• **Given request**: Quote the whole listing word for word. Do not include the pictures.

• **Record excerpts**:
· · · ·

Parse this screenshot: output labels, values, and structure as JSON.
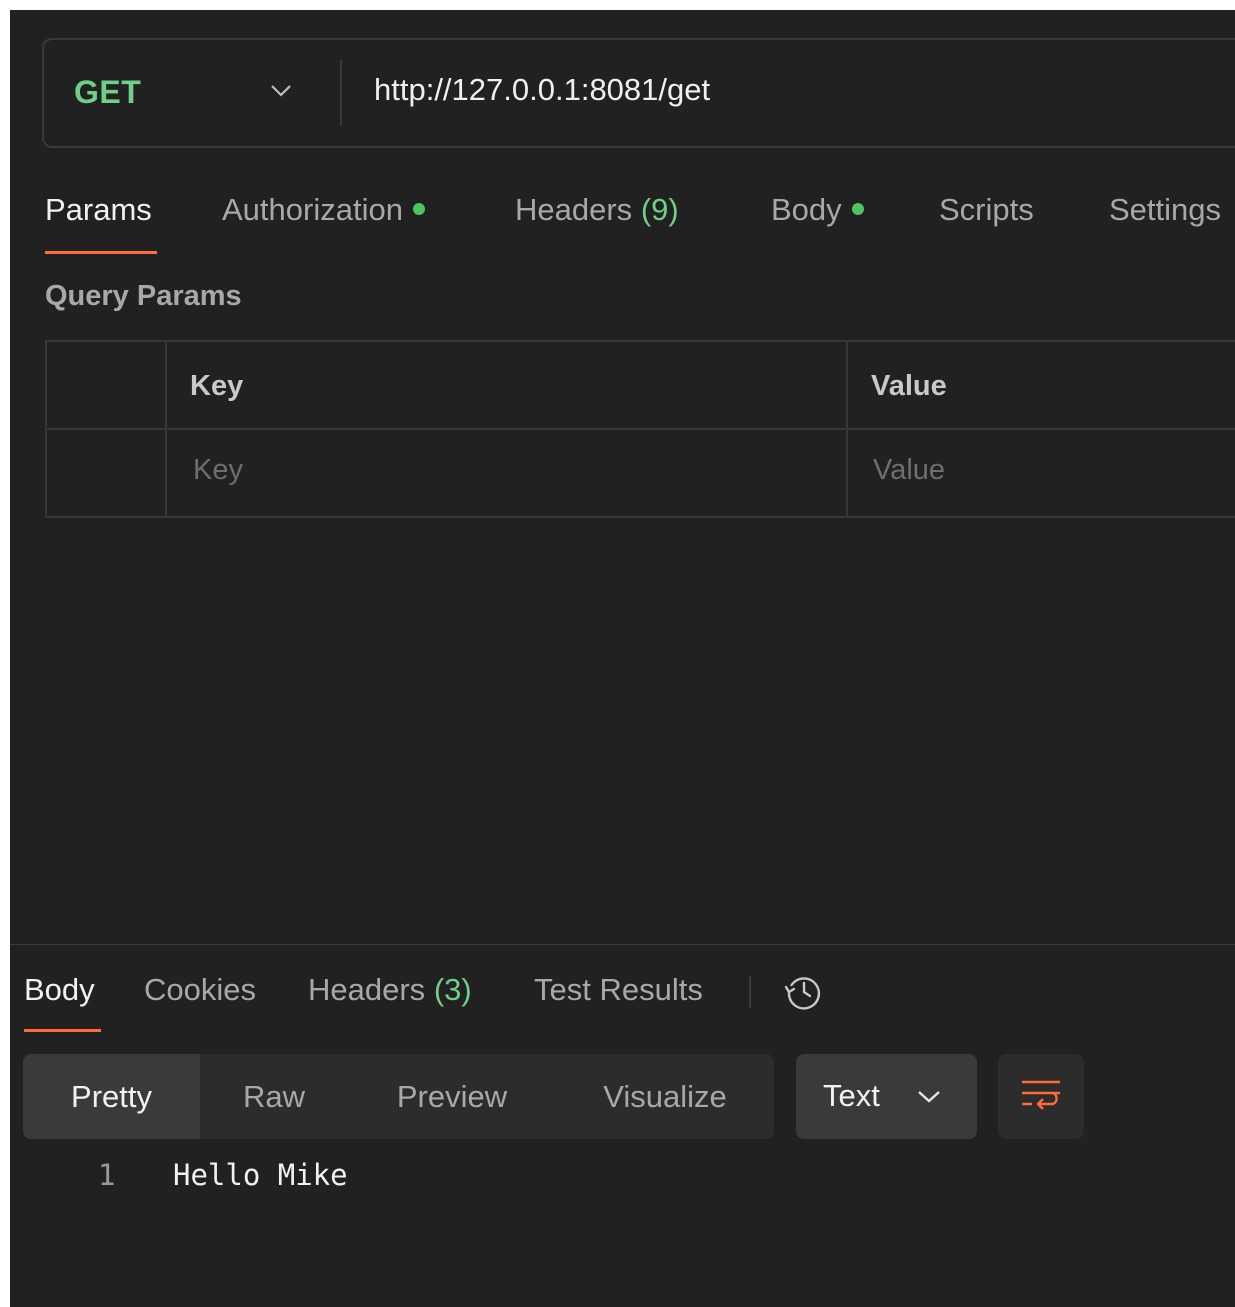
{
  "request": {
    "method": "GET",
    "url": "http://127.0.0.1:8081/get"
  },
  "request_tabs": [
    {
      "label": "Params",
      "active": true
    },
    {
      "label": "Authorization",
      "dot": true
    },
    {
      "label": "Headers",
      "count": "(9)"
    },
    {
      "label": "Body",
      "dot": true
    },
    {
      "label": "Scripts"
    },
    {
      "label": "Settings"
    }
  ],
  "query_params": {
    "title": "Query Params",
    "columns": [
      "Key",
      "Value"
    ],
    "placeholders": {
      "key": "Key",
      "value": "Value"
    }
  },
  "response_tabs": [
    {
      "label": "Body",
      "active": true
    },
    {
      "label": "Cookies"
    },
    {
      "label": "Headers",
      "count": "(3)"
    },
    {
      "label": "Test Results"
    }
  ],
  "view_modes": [
    "Pretty",
    "Raw",
    "Preview",
    "Visualize"
  ],
  "active_view_mode": "Pretty",
  "format": "Text",
  "response_body": {
    "lines": [
      {
        "number": "1",
        "text": "Hello Mike"
      }
    ]
  },
  "colors": {
    "background": "#212121",
    "accent": "#ff6c37",
    "method": "#6fcf86",
    "status_dot": "#4fc460"
  },
  "icons": {
    "method_dropdown": "chevron-down-icon",
    "history": "history-icon",
    "format_dropdown": "chevron-down-icon",
    "wrap": "wrap-lines-icon"
  }
}
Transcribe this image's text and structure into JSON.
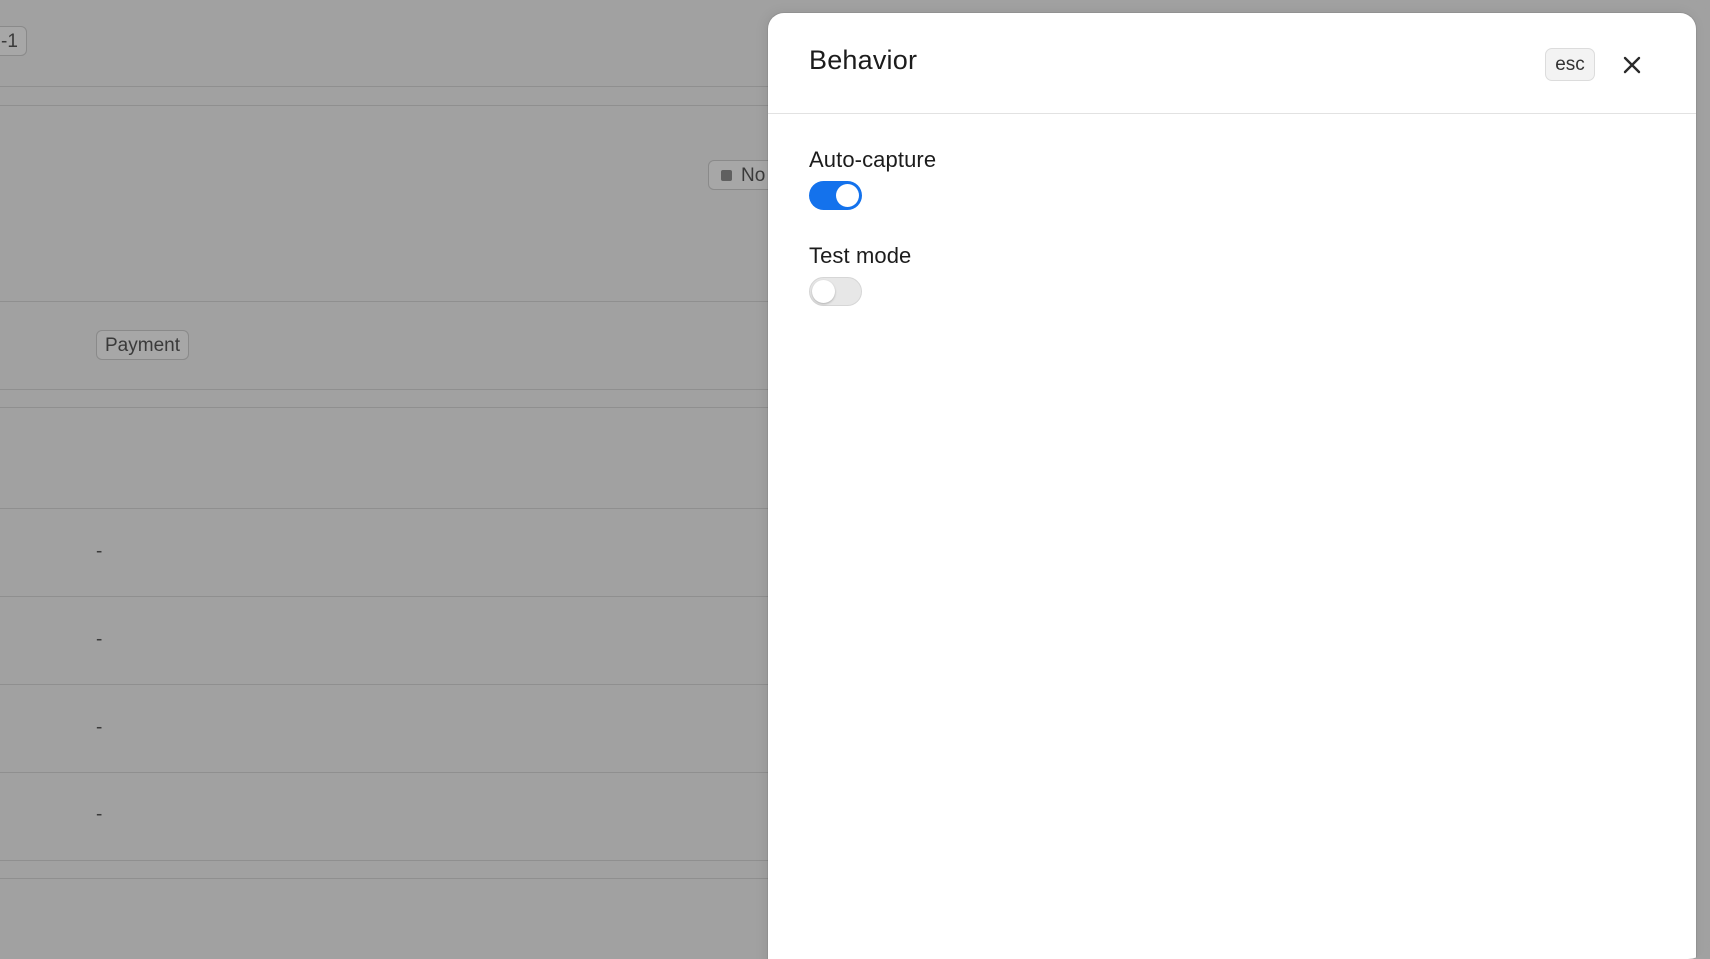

· · · ·

• **Result for this exercise**:
Parse this screenshot: output labels, values, and structure as JSON.
{
  "request": {
    "method": "GET",
    "url": "http://127.0.0.1:8081/get"
  },
  "request_tabs": [
    {
      "label": "Params",
      "active": true
    },
    {
      "label": "Authorization",
      "dot": true
    },
    {
      "label": "Headers",
      "count": "(9)"
    },
    {
      "label": "Body",
      "dot": true
    },
    {
      "label": "Scripts"
    },
    {
      "label": "Settings"
    }
  ],
  "query_params": {
    "title": "Query Params",
    "columns": [
      "Key",
      "Value"
    ],
    "placeholders": {
      "key": "Key",
      "value": "Value"
    }
  },
  "response_tabs": [
    {
      "label": "Body",
      "active": true
    },
    {
      "label": "Cookies"
    },
    {
      "label": "Headers",
      "count": "(3)"
    },
    {
      "label": "Test Results"
    }
  ],
  "view_modes": [
    "Pretty",
    "Raw",
    "Preview",
    "Visualize"
  ],
  "active_view_mode": "Pretty",
  "format": "Text",
  "response_body": {
    "lines": [
      {
        "number": "1",
        "text": "Hello Mike"
      }
    ]
  },
  "colors": {
    "background": "#212121",
    "accent": "#ff6c37",
    "method": "#6fcf86",
    "status_dot": "#4fc460"
  },
  "icons": {
    "method_dropdown": "chevron-down-icon",
    "history": "history-icon",
    "format_dropdown": "chevron-down-icon",
    "wrap": "wrap-lines-icon"
  }
}
Transcribe this image's text and structure into JSON.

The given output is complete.